[GIVEN EXERCISE] Take each line that has the word "hogy" and return it.

--- Start GIVEN RECORDS ---

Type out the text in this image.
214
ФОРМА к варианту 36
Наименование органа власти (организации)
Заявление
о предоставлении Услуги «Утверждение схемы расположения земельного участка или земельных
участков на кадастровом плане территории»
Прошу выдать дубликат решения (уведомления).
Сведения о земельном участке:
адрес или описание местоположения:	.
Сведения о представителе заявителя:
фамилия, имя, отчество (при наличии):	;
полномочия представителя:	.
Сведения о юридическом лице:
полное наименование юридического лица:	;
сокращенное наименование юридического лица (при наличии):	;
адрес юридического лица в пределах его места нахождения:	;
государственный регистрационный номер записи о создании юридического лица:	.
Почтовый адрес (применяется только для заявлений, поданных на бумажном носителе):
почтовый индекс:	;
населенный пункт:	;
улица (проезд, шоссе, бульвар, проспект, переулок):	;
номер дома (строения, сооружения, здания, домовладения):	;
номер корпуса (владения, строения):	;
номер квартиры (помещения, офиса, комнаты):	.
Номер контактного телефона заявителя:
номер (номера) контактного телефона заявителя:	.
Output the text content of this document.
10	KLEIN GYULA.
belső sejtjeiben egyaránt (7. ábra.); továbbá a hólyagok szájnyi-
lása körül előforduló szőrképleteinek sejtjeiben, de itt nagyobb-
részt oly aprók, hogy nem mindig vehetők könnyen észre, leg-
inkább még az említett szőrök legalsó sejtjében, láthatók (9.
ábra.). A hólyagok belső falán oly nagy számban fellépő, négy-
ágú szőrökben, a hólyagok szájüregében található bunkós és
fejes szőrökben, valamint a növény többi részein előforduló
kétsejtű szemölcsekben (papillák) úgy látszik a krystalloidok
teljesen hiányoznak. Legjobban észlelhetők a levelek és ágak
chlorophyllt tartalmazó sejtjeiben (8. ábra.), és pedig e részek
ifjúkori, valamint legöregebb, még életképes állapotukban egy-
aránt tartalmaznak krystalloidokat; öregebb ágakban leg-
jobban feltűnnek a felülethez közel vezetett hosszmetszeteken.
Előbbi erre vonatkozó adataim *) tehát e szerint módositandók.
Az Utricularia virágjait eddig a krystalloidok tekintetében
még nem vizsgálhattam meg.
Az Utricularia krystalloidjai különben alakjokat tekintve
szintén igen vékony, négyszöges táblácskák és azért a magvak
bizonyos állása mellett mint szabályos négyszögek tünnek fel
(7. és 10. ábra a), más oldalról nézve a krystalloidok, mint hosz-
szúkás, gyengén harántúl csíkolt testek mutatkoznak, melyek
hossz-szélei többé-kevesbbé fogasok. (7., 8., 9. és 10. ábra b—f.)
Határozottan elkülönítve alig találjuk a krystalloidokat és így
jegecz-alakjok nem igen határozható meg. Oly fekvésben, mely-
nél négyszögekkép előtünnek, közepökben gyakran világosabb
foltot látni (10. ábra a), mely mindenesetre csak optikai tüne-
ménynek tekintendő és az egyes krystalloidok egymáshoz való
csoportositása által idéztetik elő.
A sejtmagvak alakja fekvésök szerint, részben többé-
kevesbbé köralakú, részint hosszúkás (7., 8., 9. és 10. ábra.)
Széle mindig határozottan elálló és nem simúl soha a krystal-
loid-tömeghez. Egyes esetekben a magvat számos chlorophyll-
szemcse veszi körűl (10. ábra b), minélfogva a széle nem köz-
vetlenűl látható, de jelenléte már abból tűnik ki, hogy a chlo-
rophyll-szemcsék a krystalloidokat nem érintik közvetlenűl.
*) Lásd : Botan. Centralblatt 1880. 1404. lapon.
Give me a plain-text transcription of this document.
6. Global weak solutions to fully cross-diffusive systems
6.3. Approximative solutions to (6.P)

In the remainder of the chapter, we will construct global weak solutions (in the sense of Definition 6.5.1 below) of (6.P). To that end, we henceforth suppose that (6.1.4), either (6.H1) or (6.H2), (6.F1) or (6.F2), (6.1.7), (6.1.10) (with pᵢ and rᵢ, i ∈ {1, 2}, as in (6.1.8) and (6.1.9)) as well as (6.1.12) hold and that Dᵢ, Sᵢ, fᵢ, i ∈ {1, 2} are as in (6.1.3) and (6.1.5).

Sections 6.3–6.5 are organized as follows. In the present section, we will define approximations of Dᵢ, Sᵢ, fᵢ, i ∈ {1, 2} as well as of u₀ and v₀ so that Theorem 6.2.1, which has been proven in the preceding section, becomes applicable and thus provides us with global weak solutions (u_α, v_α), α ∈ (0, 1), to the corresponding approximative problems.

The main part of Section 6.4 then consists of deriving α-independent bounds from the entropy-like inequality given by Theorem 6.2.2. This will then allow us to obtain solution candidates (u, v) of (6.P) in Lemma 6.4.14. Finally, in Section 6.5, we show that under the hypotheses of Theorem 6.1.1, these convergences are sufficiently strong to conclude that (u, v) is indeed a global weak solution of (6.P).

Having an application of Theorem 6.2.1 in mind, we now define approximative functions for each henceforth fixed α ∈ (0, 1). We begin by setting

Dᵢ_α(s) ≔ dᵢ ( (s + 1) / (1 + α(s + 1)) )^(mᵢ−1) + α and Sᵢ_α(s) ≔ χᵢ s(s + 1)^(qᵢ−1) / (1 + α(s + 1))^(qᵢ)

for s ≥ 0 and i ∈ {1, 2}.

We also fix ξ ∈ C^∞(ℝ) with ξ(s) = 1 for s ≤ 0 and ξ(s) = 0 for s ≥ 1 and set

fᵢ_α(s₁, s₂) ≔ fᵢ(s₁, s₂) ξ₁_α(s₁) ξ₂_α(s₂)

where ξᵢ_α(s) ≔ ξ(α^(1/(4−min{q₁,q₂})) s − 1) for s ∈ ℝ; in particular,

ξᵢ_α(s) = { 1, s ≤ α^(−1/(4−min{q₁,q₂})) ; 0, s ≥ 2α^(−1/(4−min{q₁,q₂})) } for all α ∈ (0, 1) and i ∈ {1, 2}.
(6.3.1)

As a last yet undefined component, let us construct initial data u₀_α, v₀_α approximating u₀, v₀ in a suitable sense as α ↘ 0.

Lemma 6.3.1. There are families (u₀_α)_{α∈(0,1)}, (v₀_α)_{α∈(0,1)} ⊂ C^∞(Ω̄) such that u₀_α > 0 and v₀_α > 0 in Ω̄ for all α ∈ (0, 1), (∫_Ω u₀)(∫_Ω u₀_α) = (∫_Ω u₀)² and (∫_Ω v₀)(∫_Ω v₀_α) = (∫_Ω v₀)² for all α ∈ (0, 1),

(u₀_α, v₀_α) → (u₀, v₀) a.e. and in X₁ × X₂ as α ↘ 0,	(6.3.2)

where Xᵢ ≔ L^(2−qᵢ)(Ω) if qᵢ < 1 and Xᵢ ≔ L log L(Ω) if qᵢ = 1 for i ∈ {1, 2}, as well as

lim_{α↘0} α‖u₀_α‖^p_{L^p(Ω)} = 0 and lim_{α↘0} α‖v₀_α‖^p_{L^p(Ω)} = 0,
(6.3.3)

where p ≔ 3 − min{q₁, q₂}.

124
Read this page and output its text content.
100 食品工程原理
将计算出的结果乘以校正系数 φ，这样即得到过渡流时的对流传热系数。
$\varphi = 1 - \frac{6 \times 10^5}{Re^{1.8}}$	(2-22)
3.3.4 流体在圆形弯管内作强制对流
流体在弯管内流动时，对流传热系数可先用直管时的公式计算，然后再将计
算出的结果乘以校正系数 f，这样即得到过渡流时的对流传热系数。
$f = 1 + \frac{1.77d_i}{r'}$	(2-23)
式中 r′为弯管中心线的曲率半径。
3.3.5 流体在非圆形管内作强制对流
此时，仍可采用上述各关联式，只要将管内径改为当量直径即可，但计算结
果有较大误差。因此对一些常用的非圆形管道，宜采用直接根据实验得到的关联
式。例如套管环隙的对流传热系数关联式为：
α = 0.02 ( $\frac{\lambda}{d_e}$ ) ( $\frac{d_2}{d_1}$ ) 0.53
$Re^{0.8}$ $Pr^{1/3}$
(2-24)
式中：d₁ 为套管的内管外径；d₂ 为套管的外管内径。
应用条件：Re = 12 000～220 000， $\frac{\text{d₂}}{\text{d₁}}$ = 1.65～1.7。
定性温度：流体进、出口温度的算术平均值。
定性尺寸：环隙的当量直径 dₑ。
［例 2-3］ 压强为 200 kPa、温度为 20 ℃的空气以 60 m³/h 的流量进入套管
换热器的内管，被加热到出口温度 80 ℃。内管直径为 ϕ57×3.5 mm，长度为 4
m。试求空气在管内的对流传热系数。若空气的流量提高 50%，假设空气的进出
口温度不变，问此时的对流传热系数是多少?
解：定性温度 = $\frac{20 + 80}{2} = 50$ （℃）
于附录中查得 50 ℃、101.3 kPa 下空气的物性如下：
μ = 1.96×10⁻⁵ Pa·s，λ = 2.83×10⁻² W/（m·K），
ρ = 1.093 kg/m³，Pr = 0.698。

--- End GIVEN RECORDS ---

[ANSWER FOR THIS EXERCISE]
részt oly aprók, hogy nem mindig vehetők könnyen észre, leg-
vetlenűl látható, de jelenléte már abból tűnik ki, hogy a chlo-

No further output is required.